**Aim**
Only a number is wanted. Count the lines holding the string "downhill".

====

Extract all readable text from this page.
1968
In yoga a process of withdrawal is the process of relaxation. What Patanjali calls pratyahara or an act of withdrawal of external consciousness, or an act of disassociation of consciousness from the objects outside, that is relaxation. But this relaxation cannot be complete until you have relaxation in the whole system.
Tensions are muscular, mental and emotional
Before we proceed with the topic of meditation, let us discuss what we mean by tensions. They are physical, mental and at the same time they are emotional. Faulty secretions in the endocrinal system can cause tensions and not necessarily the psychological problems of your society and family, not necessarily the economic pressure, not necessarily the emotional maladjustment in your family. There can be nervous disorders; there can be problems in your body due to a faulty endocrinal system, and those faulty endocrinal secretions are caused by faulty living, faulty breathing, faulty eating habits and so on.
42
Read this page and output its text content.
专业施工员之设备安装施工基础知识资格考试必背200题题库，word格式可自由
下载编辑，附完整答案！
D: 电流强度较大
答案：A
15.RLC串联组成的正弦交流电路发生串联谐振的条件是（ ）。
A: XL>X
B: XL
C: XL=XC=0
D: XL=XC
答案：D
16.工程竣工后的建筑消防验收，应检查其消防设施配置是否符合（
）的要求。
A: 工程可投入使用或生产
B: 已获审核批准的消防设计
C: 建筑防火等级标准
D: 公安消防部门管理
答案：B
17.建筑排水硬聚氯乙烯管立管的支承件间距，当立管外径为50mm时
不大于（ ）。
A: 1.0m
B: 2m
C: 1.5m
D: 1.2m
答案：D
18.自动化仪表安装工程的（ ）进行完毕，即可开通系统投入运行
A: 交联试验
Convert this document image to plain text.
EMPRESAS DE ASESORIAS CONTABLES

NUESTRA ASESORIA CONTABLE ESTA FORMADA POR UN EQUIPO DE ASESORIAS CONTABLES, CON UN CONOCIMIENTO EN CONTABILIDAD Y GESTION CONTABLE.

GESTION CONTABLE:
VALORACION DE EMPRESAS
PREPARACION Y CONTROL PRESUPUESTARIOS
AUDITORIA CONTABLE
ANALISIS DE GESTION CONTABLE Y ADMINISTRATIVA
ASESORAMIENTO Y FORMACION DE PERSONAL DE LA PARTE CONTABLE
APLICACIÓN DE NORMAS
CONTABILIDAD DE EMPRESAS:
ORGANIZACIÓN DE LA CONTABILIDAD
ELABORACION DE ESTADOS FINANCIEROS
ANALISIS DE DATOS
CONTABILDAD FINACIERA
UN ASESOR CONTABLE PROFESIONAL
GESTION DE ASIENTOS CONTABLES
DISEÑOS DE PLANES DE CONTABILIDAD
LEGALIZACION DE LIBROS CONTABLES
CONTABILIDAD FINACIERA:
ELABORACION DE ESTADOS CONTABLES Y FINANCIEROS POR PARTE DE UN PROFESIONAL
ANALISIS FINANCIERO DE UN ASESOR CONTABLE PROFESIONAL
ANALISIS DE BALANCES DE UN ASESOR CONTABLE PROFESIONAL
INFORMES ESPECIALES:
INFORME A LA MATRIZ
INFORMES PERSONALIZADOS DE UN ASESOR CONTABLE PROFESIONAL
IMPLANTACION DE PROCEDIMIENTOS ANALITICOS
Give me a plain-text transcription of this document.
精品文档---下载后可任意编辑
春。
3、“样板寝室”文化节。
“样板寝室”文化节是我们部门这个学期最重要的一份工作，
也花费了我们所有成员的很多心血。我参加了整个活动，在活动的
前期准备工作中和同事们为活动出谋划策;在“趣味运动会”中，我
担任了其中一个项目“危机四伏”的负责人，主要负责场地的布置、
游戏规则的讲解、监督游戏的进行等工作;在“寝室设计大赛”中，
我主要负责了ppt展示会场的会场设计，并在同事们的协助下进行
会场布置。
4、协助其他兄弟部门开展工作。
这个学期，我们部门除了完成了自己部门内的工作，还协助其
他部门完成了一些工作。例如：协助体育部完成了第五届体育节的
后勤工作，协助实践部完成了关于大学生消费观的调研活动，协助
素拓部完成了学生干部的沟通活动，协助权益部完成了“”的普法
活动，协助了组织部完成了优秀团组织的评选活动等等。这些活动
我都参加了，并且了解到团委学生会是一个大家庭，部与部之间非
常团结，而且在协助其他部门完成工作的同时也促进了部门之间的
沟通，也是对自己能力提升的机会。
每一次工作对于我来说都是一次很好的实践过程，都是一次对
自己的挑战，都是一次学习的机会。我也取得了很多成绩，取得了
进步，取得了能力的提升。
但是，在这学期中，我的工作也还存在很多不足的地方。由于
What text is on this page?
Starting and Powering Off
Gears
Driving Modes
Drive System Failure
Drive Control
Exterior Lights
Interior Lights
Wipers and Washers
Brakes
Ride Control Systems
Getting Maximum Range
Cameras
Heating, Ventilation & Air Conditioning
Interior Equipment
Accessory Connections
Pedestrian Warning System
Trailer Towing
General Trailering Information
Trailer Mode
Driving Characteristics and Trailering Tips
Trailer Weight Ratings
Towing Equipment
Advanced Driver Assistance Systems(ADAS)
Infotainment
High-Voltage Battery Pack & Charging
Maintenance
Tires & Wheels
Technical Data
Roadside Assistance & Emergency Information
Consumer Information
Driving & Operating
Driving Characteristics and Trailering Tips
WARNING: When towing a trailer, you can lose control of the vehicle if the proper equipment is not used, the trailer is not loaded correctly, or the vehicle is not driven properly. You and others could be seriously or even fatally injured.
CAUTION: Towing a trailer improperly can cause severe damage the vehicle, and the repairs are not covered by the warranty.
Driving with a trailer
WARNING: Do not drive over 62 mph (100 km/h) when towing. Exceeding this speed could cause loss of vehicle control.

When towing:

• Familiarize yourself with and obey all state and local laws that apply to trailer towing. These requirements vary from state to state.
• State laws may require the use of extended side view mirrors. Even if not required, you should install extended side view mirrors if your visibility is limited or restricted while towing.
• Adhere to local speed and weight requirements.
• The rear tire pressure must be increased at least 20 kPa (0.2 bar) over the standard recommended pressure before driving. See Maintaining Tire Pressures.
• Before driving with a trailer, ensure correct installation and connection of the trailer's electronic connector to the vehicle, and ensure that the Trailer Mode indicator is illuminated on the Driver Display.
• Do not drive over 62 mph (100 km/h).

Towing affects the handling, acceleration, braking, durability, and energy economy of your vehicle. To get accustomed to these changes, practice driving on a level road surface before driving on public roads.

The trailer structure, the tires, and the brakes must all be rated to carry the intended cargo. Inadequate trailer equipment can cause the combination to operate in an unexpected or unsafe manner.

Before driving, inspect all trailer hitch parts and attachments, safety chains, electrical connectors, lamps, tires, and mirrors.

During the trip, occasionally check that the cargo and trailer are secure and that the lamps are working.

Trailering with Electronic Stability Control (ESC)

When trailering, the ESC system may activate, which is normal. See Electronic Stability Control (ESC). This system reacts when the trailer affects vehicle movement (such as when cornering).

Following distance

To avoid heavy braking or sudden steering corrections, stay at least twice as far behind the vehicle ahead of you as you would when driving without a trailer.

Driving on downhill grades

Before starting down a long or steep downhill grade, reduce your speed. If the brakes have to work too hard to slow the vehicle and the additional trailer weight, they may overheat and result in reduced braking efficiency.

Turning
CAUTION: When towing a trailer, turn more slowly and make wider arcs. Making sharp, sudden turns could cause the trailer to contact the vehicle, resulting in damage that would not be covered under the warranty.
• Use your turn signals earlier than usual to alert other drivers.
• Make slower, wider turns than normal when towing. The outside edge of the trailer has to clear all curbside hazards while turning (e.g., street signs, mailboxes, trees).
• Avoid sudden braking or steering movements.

====

**Reply**
2